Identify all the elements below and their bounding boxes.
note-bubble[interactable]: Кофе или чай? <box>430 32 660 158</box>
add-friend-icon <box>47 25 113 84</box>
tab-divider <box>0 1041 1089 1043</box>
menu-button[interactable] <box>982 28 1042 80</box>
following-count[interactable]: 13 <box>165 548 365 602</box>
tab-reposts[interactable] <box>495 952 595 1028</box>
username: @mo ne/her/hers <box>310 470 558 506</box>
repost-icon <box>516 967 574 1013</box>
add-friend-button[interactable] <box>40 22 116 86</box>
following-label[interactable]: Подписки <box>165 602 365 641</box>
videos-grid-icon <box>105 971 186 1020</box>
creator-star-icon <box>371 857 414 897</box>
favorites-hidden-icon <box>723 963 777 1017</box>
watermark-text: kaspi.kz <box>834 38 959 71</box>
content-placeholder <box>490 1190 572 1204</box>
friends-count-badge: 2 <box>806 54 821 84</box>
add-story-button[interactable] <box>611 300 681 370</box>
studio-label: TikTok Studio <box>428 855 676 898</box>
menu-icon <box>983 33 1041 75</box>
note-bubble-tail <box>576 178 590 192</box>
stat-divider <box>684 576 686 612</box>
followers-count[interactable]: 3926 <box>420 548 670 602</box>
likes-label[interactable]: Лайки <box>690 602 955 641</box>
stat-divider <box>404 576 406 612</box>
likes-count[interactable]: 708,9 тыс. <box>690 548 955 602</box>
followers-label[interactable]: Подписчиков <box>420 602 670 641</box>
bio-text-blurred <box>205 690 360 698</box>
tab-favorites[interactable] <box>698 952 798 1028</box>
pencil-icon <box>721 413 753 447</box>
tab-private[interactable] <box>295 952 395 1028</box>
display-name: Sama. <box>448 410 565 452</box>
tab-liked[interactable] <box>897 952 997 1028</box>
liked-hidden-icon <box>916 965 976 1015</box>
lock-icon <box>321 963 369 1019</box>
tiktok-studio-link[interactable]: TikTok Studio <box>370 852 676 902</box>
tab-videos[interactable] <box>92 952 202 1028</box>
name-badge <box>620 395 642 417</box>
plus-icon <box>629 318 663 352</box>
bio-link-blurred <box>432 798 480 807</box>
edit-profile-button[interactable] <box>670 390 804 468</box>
---+---
## Problem to work on
Retype all of the entries above, keeping every character unchanged.

## Final answer
Identify all the elements below and their bounding boxes.
note-bubble[interactable]: Кофе или чай? <box>430 32 660 158</box>
add-friend-icon <box>47 25 113 84</box>
tab-divider <box>0 1041 1089 1043</box>
menu-button[interactable] <box>982 28 1042 80</box>
following-count[interactable]: 13 <box>165 548 365 602</box>
tab-reposts[interactable] <box>495 952 595 1028</box>
username: @mo ne/her/hers <box>310 470 558 506</box>
repost-icon <box>516 967 574 1013</box>
add-friend-button[interactable] <box>40 22 116 86</box>
following-label[interactable]: Подписки <box>165 602 365 641</box>
videos-grid-icon <box>105 971 186 1020</box>
creator-star-icon <box>371 857 414 897</box>
favorites-hidden-icon <box>723 963 777 1017</box>
watermark-text: kaspi.kz <box>834 38 959 71</box>
content-placeholder <box>490 1190 572 1204</box>
friends-count-badge: 2 <box>806 54 821 84</box>
add-story-button[interactable] <box>611 300 681 370</box>
studio-label: TikTok Studio <box>428 855 676 898</box>
menu-icon <box>983 33 1041 75</box>
note-bubble-tail <box>576 178 590 192</box>
stat-divider <box>684 576 686 612</box>
followers-count[interactable]: 3926 <box>420 548 670 602</box>
likes-label[interactable]: Лайки <box>690 602 955 641</box>
stat-divider <box>404 576 406 612</box>
likes-count[interactable]: 708,9 тыс. <box>690 548 955 602</box>
followers-label[interactable]: Подписчиков <box>420 602 670 641</box>
bio-text-blurred <box>205 690 360 698</box>
tab-favorites[interactable] <box>698 952 798 1028</box>
pencil-icon <box>721 413 753 447</box>
tab-private[interactable] <box>295 952 395 1028</box>
display-name: Sama. <box>448 410 565 452</box>
tab-liked[interactable] <box>897 952 997 1028</box>
liked-hidden-icon <box>916 965 976 1015</box>
lock-icon <box>321 963 369 1019</box>
tiktok-studio-link[interactable]: TikTok Studio <box>370 852 676 902</box>
tab-videos[interactable] <box>92 952 202 1028</box>
name-badge <box>620 395 642 417</box>
plus-icon <box>629 318 663 352</box>
bio-link-blurred <box>432 798 480 807</box>
edit-profile-button[interactable] <box>670 390 804 468</box>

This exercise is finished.